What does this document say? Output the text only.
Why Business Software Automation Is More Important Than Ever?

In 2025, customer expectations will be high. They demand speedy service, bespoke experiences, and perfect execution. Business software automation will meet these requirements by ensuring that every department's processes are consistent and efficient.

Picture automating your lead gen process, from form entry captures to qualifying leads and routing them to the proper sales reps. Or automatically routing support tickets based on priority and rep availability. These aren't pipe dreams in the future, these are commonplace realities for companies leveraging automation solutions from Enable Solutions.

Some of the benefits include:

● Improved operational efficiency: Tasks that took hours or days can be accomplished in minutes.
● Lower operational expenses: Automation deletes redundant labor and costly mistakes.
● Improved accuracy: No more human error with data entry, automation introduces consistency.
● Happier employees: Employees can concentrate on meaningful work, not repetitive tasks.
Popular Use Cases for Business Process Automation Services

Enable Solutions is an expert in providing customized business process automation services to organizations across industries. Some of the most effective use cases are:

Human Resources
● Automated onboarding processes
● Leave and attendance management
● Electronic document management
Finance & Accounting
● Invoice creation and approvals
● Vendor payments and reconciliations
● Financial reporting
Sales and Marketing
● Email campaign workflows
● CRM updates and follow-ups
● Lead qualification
++++
# BRIEF
Reproduce each entry exactly, leaving out nothing.

# TASK OUTPUT
What does this document say? Output the text only.
Why Business Software Automation Is More Important Than Ever?

In 2025, customer expectations will be high. They demand speedy service, bespoke experiences, and perfect execution. Business software automation will meet these requirements by ensuring that every department's processes are consistent and efficient.

Picture automating your lead gen process, from form entry captures to qualifying leads and routing them to the proper sales reps. Or automatically routing support tickets based on priority and rep availability. These aren't pipe dreams in the future, these are commonplace realities for companies leveraging automation solutions from Enable Solutions.

Some of the benefits include:

● Improved operational efficiency: Tasks that took hours or days can be accomplished in minutes.
● Lower operational expenses: Automation deletes redundant labor and costly mistakes.
● Improved accuracy: No more human error with data entry, automation introduces consistency.
● Happier employees: Employees can concentrate on meaningful work, not repetitive tasks.
Popular Use Cases for Business Process Automation Services

Enable Solutions is an expert in providing customized business process automation services to organizations across industries. Some of the most effective use cases are:

Human Resources
● Automated onboarding processes
● Leave and attendance management
● Electronic document management
Finance & Accounting
● Invoice creation and approvals
● Vendor payments and reconciliations
● Financial reporting
Sales and Marketing
● Email campaign workflows
● CRM updates and follow-ups
● Lead qualification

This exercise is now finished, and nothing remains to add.